__Short problem__
Find each line that has the string "title" and give the total, with nothing else.
* Begin Records shown *
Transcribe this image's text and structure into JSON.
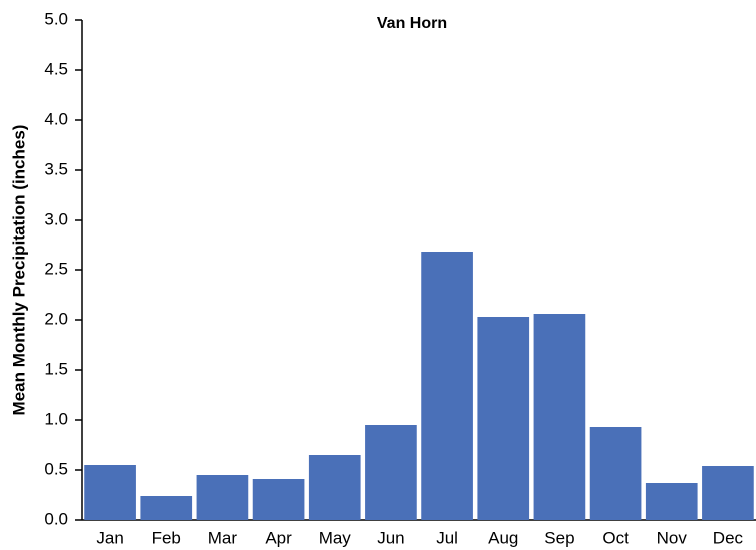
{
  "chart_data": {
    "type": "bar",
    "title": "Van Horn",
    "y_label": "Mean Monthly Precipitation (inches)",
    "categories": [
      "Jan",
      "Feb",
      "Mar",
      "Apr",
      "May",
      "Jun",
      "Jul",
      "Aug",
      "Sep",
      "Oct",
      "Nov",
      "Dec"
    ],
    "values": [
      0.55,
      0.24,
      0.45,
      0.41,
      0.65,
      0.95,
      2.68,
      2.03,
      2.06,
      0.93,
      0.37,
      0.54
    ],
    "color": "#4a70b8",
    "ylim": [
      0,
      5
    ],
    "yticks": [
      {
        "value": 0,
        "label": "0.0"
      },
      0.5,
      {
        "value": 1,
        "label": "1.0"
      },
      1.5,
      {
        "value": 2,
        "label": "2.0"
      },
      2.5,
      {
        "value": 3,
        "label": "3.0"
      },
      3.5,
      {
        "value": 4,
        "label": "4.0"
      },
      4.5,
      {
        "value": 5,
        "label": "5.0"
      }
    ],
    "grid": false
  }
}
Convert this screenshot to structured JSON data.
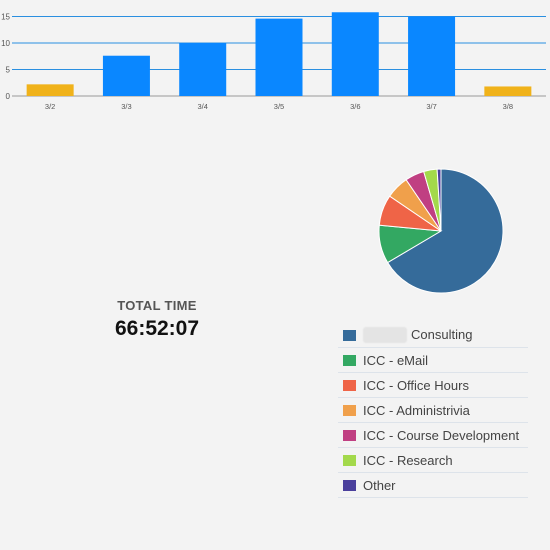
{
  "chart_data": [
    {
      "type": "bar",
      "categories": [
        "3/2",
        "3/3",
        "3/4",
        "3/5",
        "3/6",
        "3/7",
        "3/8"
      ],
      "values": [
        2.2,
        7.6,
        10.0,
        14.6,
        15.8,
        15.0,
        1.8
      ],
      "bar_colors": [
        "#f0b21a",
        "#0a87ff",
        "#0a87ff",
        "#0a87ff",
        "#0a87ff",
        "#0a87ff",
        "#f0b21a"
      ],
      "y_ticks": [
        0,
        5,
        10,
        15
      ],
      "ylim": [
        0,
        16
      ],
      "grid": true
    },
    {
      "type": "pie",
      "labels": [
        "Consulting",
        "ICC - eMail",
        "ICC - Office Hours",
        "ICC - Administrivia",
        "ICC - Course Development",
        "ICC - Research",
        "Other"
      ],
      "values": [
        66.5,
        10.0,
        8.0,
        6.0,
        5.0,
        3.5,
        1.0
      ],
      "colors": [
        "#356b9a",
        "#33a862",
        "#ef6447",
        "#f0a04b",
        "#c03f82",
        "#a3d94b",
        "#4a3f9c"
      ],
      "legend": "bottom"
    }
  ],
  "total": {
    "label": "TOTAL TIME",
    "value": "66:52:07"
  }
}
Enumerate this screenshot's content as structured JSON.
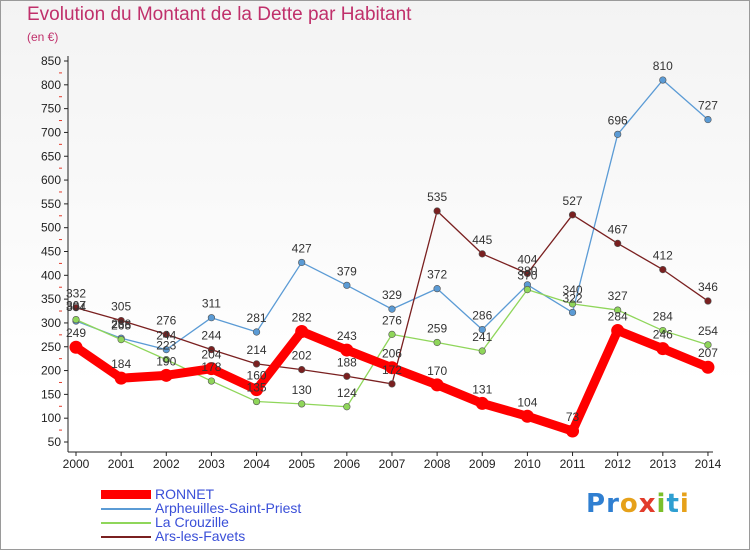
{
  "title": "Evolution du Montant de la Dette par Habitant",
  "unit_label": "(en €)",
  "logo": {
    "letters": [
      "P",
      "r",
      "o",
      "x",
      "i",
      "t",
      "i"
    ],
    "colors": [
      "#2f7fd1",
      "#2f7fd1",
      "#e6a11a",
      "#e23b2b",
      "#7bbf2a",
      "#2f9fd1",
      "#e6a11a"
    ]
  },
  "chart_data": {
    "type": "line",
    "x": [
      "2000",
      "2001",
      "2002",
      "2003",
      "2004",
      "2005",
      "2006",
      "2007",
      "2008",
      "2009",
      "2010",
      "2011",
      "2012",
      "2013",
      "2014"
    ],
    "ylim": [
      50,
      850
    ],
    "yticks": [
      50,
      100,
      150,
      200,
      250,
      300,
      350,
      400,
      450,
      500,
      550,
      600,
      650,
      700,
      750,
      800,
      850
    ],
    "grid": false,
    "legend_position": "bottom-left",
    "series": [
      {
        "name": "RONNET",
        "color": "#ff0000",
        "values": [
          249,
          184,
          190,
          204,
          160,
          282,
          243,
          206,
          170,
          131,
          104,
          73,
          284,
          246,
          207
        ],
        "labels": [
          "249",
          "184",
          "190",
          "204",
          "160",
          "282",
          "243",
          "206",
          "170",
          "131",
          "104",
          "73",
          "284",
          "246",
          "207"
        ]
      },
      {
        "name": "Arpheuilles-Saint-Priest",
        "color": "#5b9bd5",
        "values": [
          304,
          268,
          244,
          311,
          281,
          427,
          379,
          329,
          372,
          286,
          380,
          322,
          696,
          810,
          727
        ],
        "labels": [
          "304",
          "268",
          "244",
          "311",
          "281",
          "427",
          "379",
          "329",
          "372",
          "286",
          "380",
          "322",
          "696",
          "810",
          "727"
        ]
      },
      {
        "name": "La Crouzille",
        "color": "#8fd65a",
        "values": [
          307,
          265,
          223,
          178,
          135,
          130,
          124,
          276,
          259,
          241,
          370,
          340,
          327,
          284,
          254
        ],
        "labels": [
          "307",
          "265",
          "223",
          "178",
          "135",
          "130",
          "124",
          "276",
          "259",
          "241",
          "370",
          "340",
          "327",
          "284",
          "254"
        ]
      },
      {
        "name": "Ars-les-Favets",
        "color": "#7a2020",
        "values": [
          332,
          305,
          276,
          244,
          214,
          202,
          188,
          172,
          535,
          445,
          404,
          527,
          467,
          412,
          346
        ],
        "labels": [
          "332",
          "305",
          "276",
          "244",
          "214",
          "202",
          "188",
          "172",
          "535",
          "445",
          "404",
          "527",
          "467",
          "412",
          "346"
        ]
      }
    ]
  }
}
* End Records shown *
__Task response__
2